* Actions to take *
1. Rewrite the part of the Zika committee article between "UN asks critic" and "a confidentiality clause.", inclusive, changing "confidentiality clause" to "secrecy clause".
2. Output the layout region records from their first line through the line holding "option-row[interactable]: depreciation expense", inclusive, with no changes.

* Source extract *
══════════

UN asks critic to join Zika emergency group, revokes invite
One of the leading critics of the World Health Organization says he was recently invited to sit on the U.N. health agency’s Zika emergency committee, only to have his invitation rescinded when he refused to sign a confidentiality clause.
Last month, Canadian professor Amir Attaran and more than 200 colleagues wrote an open letter to WHO, accusing it of shirking its responsibilities by not considering whether to recommend delaying or cancelling the Rio de Janeiro Olympics. He then received an invitation from WHO Director-General Dr. Margaret Chan to sit on WHO’s independent committee of Zika experts, which meets Tuesday.
“I was surprised, but thought it would be a good opportunity to have a full discussion of the concerns around Zika and the Olympics,” Attaran said.
WHO then sent him a number of forms to sign — including one with a clause that deems the committee deliberations, including his own comments, to be secret. Attaran signed and returned the forms, but crossed out that particular clause.
WHO spokesman Christian Lindmeier said Tuesday that because Attaran did not agree to the confidentiality form, he was not issued a formal invitation. Lindmeier said that WHO was unaware of any previous cases of a potential guest refusing to sign the confidentiality agreement.

══════════

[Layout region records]
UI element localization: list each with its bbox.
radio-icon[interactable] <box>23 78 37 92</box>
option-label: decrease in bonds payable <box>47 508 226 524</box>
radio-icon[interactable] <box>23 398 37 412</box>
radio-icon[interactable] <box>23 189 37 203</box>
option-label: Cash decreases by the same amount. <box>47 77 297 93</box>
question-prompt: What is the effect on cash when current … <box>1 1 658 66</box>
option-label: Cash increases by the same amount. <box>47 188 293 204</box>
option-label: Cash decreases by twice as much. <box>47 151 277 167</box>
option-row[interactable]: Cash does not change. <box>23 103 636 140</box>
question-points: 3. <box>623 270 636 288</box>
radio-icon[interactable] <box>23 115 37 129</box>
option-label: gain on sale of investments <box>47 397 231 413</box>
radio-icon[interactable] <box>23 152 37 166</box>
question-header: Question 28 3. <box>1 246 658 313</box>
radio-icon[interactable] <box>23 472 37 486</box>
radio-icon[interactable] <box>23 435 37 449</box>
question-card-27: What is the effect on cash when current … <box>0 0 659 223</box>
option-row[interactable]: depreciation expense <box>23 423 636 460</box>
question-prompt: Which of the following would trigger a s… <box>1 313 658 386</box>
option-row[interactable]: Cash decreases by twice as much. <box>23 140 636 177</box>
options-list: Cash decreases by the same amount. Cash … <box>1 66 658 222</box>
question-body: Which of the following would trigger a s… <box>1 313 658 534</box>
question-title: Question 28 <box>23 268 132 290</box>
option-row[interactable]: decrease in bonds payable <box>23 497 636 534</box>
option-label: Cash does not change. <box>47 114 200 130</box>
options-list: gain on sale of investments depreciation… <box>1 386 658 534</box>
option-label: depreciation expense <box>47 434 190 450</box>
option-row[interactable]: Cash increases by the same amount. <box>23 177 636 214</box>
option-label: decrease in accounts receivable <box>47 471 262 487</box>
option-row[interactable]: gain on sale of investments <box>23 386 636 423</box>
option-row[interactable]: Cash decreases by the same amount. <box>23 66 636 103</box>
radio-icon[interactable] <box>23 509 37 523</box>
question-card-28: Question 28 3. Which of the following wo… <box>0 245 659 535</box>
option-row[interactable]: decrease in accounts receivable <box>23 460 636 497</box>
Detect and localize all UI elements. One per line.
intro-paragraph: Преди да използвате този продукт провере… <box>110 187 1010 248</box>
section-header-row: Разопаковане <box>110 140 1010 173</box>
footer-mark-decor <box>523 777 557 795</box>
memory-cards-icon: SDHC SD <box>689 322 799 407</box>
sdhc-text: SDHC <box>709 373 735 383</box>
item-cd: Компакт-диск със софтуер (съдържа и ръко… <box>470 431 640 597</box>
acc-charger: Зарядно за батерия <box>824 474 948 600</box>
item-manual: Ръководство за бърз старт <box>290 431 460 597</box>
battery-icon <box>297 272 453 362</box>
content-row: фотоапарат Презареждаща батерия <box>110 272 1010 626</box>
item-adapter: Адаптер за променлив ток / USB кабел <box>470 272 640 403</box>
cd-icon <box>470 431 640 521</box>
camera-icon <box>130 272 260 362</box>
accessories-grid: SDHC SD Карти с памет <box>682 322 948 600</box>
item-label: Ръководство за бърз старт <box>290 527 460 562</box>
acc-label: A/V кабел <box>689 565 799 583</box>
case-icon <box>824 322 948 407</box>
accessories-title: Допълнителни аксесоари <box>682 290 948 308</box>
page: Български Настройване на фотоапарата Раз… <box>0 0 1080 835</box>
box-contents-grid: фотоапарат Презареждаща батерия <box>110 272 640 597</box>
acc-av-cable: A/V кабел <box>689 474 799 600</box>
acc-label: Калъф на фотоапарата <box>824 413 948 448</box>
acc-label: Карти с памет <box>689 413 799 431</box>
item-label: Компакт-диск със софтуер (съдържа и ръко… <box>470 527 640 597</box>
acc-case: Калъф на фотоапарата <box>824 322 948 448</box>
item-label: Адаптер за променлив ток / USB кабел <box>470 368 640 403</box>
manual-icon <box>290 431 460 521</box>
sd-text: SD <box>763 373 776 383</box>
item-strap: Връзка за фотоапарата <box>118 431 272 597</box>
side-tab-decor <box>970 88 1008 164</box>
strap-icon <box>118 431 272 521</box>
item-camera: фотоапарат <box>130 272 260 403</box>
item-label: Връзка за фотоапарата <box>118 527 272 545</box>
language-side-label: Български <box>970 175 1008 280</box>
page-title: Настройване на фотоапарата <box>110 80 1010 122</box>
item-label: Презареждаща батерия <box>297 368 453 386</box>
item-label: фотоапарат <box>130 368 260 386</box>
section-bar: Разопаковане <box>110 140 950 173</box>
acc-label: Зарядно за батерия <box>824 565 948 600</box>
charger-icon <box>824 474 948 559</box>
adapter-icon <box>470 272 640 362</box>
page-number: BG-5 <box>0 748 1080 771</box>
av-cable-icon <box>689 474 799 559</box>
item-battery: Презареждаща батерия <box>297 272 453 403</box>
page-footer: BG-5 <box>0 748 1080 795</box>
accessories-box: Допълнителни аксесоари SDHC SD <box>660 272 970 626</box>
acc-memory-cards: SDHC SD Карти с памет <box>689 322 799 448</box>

══════════

* Task-by-task solutions *
1.
UN asks critic to join Zika emergency group, revokes invite
One of the leading critics of the World Health Organization says he was recently invited to sit on the U.N. health agency’s Zika emergency committee, only to have his invitation rescinded when he refused to sign a secrecy clause.

2.
UI element localization: list each with its bbox.
radio-icon[interactable] <box>23 78 37 92</box>
option-label: decrease in bonds payable <box>47 508 226 524</box>
radio-icon[interactable] <box>23 398 37 412</box>
radio-icon[interactable] <box>23 189 37 203</box>
option-label: Cash decreases by the same amount. <box>47 77 297 93</box>
question-prompt: What is the effect on cash when current … <box>1 1 658 66</box>
option-label: Cash increases by the same amount. <box>47 188 293 204</box>
option-label: Cash decreases by twice as much. <box>47 151 277 167</box>
option-row[interactable]: Cash does not change. <box>23 103 636 140</box>
question-points: 3. <box>623 270 636 288</box>
radio-icon[interactable] <box>23 115 37 129</box>
option-label: gain on sale of investments <box>47 397 231 413</box>
radio-icon[interactable] <box>23 152 37 166</box>
question-header: Question 28 3. <box>1 246 658 313</box>
radio-icon[interactable] <box>23 472 37 486</box>
radio-icon[interactable] <box>23 435 37 449</box>
question-card-27: What is the effect on cash when current … <box>0 0 659 223</box>
option-row[interactable]: depreciation expense <box>23 423 636 460</box>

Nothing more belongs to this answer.